#### [Entries shown]
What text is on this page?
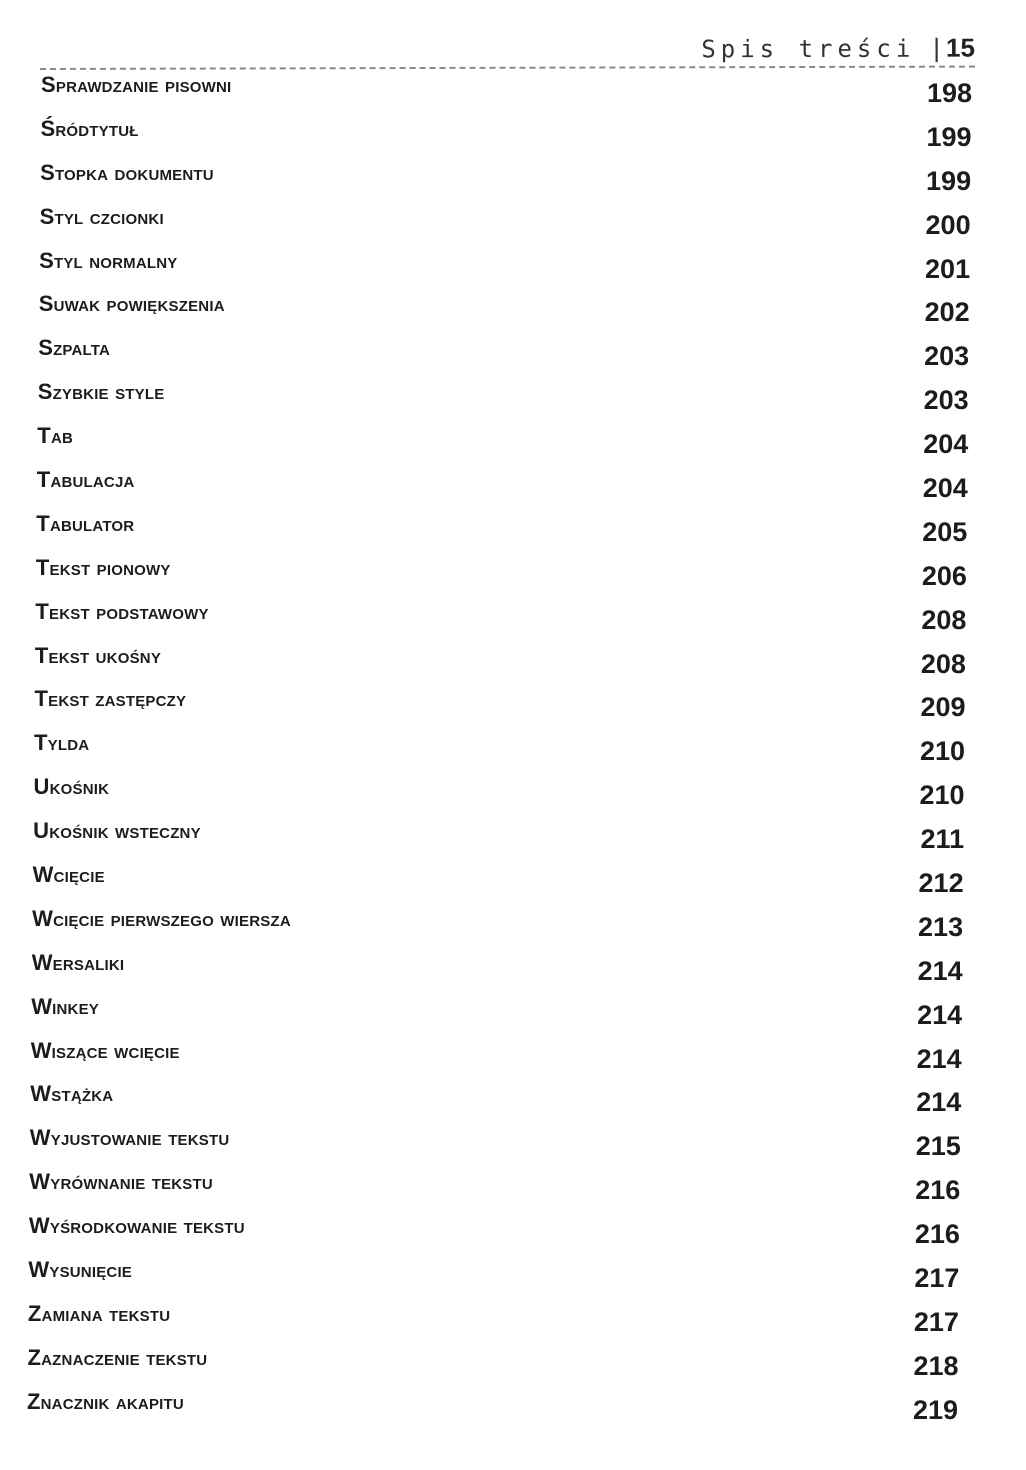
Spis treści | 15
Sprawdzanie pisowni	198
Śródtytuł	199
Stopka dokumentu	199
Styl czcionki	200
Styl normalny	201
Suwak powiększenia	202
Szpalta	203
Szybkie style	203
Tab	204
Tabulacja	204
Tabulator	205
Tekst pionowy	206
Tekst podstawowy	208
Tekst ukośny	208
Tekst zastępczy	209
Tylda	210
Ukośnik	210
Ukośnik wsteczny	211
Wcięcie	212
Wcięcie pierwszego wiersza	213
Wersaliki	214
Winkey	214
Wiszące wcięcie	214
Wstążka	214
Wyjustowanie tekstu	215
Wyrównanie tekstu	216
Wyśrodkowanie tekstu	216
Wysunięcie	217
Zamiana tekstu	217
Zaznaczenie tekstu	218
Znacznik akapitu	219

#### [To do]
Output a single number: how many lines contain the word "tekstu".

#### [Exercise output]
5